DOCUMENT
## begin

James Anderson on the Back River 1

birchbark canoe

Image of a birchbark canoe on a Canadian River, from Glenbow Archives, image na-843-14, used with their permission

So James Anderson and James Green Stewart and their men have now reached the headwaters of the Great Fish River, and will begin their journey north to the Arctic Ocean. The year is 1855, and only one other group of white men have explored this river. In 1834, the naval officer Commander George Back descended the Great Fish River in his boat. From this point — the headwaters of the Great Fish River — his voice will sometimes join Anderson’s in the descriptions of the places that they both saw.

First, let me tell you a little about George Back. He was a naval officer and Arctic explorer who was never employed by the Hudson’s Bay Company. In 1819 to 1822, he accompanied Lieutenant John Franklin on his overland expedition to the Coppermine River, and later joined him in a second expedition. When in 1829 his friend Sir John Ross had gone missing in the Arctic, Back offered to command a search by way of the Thlew-ee-choh or Great Fish River {later called Back’s River). Back accessed the Great Fish River by a different route than Anderson did: he went up the Hoar Frost River, past and through Beverley’s Falls, Cook’s Lake, Walmsley Lake, and then followed a series of streams eastward to Clinton-Colden Lake. Antoine de Charloit was one of Back’s men, and so it is likely that this series of streams included modern-day Lac du Charloit.

## end

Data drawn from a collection
## begin

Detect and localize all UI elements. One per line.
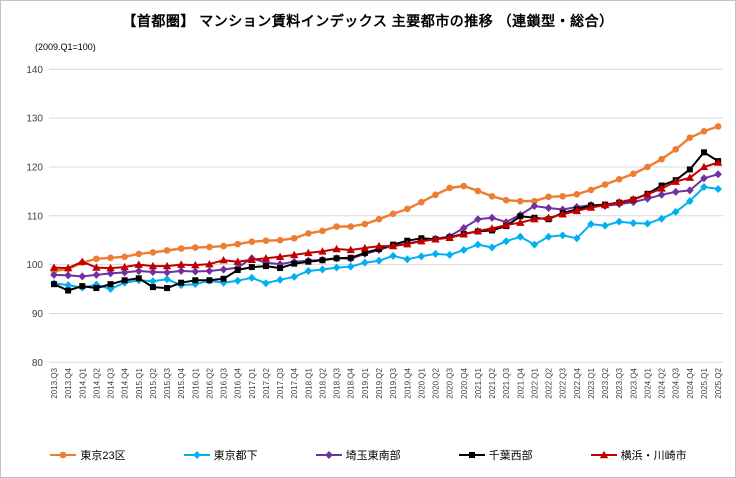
x-axis-tick-label: 2021.Q1 bbox=[474, 367, 483, 398]
x-axis-tick-label: 2024.Q3 bbox=[672, 367, 681, 398]
y-axis-tick-label: 80 bbox=[32, 358, 44, 369]
square-marker-swatch bbox=[458, 452, 485, 458]
x-axis-tick-label: 2016.Q2 bbox=[205, 367, 214, 398]
x-axis-tick-label: 2024.Q1 bbox=[643, 367, 652, 398]
chart-title: 【首都圏】 マンション賃料インデックス 主要都市の推移 （連鎖型・総合） bbox=[122, 13, 614, 29]
x-axis-tick-label: 2023.Q4 bbox=[629, 367, 638, 398]
diamond-marker-swatch bbox=[315, 451, 342, 459]
x-axis-tick-label: 2019.Q1 bbox=[361, 367, 370, 398]
series-0 bbox=[50, 123, 722, 275]
chart-legend: 東京23区 東京都下 埼玉東南部 千葉西部 横浜・川崎市 bbox=[1, 447, 735, 463]
x-axis-tick-label: 2017.Q2 bbox=[262, 367, 271, 398]
x-axis-tick-label: 2022.Q2 bbox=[545, 367, 554, 398]
x-axis-tick-label: 2022.Q4 bbox=[573, 367, 582, 398]
x-axis-tick-label: 2024.Q4 bbox=[686, 367, 695, 398]
legend-label: 埼玉東南部 bbox=[345, 450, 401, 462]
circle-marker-swatch bbox=[50, 451, 77, 459]
y-axis-tick-label: 130 bbox=[26, 114, 43, 125]
x-axis-tick-label: 2015.Q3 bbox=[163, 367, 172, 398]
x-axis-tick-label: 2019.Q3 bbox=[389, 367, 398, 398]
x-axis-tick-label: 2014.Q2 bbox=[92, 367, 101, 398]
y-axis-tick-label: 100 bbox=[26, 260, 43, 271]
x-axis-tick-label: 2021.Q2 bbox=[488, 367, 497, 398]
x-axis-tick-label: 2015.Q2 bbox=[149, 367, 158, 398]
x-axis-tick-label: 2013.Q3 bbox=[50, 367, 59, 398]
x-axis-tick-label: 2021.Q3 bbox=[502, 367, 511, 398]
x-axis-tick-label: 2014.Q3 bbox=[107, 367, 116, 398]
legend-item-2: 埼玉東南部 bbox=[315, 447, 401, 463]
y-axis-tick-label: 110 bbox=[27, 211, 43, 222]
legend-item-3: 千葉西部 bbox=[458, 447, 533, 463]
x-axis-tick-label: 2020.Q1 bbox=[417, 367, 426, 398]
chart-subtitle: (2009.Q1=100) bbox=[35, 42, 96, 52]
x-axis-tick-label: 2014.Q4 bbox=[121, 367, 130, 398]
x-axis-tick-label: 2023.Q3 bbox=[615, 367, 624, 398]
x-axis-tick-label: 2018.Q2 bbox=[318, 367, 327, 398]
legend-item-4: 横浜・川崎市 bbox=[590, 447, 687, 463]
x-axis-tick-label: 2025.Q1 bbox=[700, 367, 709, 398]
x-axis-tick-label: 2015.Q4 bbox=[177, 367, 186, 398]
x-axis-tick-label: 2016.Q1 bbox=[191, 367, 200, 398]
x-axis-tick-label: 2025.Q2 bbox=[714, 367, 723, 398]
x-axis-tick-label: 2021.Q4 bbox=[516, 367, 525, 398]
x-axis-tick-label: 2019.Q4 bbox=[403, 367, 412, 398]
x-axis-tick-label: 2022.Q1 bbox=[530, 367, 539, 398]
series-4 bbox=[49, 158, 723, 272]
x-axis-tick-label: 2018.Q3 bbox=[333, 367, 342, 398]
legend-item-1: 東京都下 bbox=[183, 447, 258, 463]
x-axis-tick-label: 2017.Q1 bbox=[248, 367, 257, 398]
x-axis-tick-label: 2019.Q2 bbox=[375, 367, 384, 398]
legend-label: 東京都下 bbox=[213, 450, 258, 462]
x-axis-tick-label: 2020.Q2 bbox=[432, 367, 441, 398]
legend-label: 横浜・川崎市 bbox=[620, 450, 687, 462]
y-axis-tick-label: 140 bbox=[26, 65, 43, 76]
y-axis-tick-label: 120 bbox=[26, 162, 43, 173]
legend-label: 千葉西部 bbox=[488, 450, 533, 462]
gridlines: 80 90 100 110 120 130 140 bbox=[26, 65, 723, 369]
x-axis-tick-label: 2015.Q1 bbox=[135, 367, 144, 398]
series-1 bbox=[50, 182, 722, 294]
triangle-marker-swatch bbox=[590, 450, 617, 459]
x-axis-tick-label: 2023.Q1 bbox=[587, 367, 596, 398]
x-axis-tick-label: 2018.Q4 bbox=[347, 367, 356, 398]
x-axis-tick-label: 2013.Q4 bbox=[64, 367, 73, 398]
x-axis-tick-label: 2016.Q4 bbox=[234, 367, 243, 398]
x-axis-tick-label: 2014.Q1 bbox=[78, 367, 87, 398]
y-axis-tick-label: 90 bbox=[32, 309, 44, 320]
legend-label: 東京23区 bbox=[80, 450, 126, 462]
x-axis-tick-label: 2018.Q1 bbox=[304, 367, 313, 398]
legend-item-0: 東京23区 bbox=[49, 447, 126, 463]
x-axis-tick-label: 2024.Q2 bbox=[658, 367, 667, 398]
x-axis-tick-label: 2017.Q3 bbox=[276, 367, 285, 398]
x-axis-labels: 2013.Q3 2013.Q4 2014.Q1 2014.Q2 2014.Q3 2014.… bbox=[50, 367, 723, 398]
x-axis-tick-label: 2023.Q2 bbox=[601, 367, 610, 398]
x-axis-tick-label: 2017.Q4 bbox=[290, 367, 299, 398]
x-axis-tick-label: 2020.Q3 bbox=[446, 367, 455, 398]
x-axis-tick-label: 2016.Q3 bbox=[220, 367, 229, 398]
series-2 bbox=[50, 170, 722, 281]
diamond-marker-swatch bbox=[183, 451, 210, 459]
x-axis-tick-label: 2022.Q3 bbox=[559, 367, 568, 398]
x-axis-tick-label: 2020.Q4 bbox=[460, 367, 469, 398]
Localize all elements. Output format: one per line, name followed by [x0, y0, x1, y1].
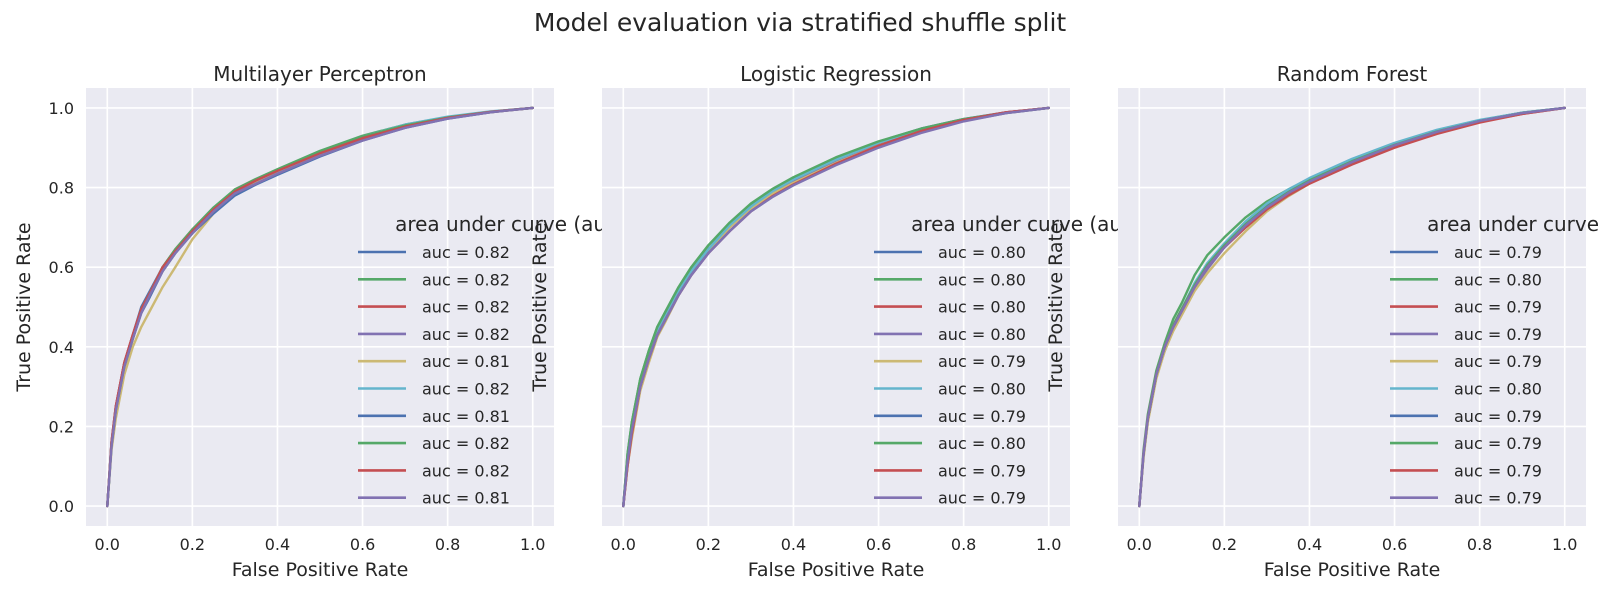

## end

TASK DESCRIPTION
Change "Arctic explorer" to "polar explorer" in the Back River text, and give the part that begins at the words "First, let me" and stops after "Lac du Charloit.". The records have no connection to the text about the Back River.

PROBLEM SOLUTION
First, let me tell you a little about George Back. He was a naval officer and polar explorer who was never employed by the Hudson’s Bay Company. In 1819 to 1822, he accompanied Lieutenant John Franklin on his overland expedition to the Coppermine River, and later joined him in a second expedition. When in 1829 his friend Sir John Ross had gone missing in the Arctic, Back offered to command a search by way of the Thlew-ee-choh or Great Fish River {later called Back’s River). Back accessed the Great Fish River by a different route than Anderson did: he went up the Hoar Frost River, past and through Beverley’s Falls, Cook’s Lake, Walmsley Lake, and then followed a series of streams eastward to Clinton-Colden Lake. Antoine de Charloit was one of Back’s men, and so it is likely that this series of streams included modern-day Lac du Charloit.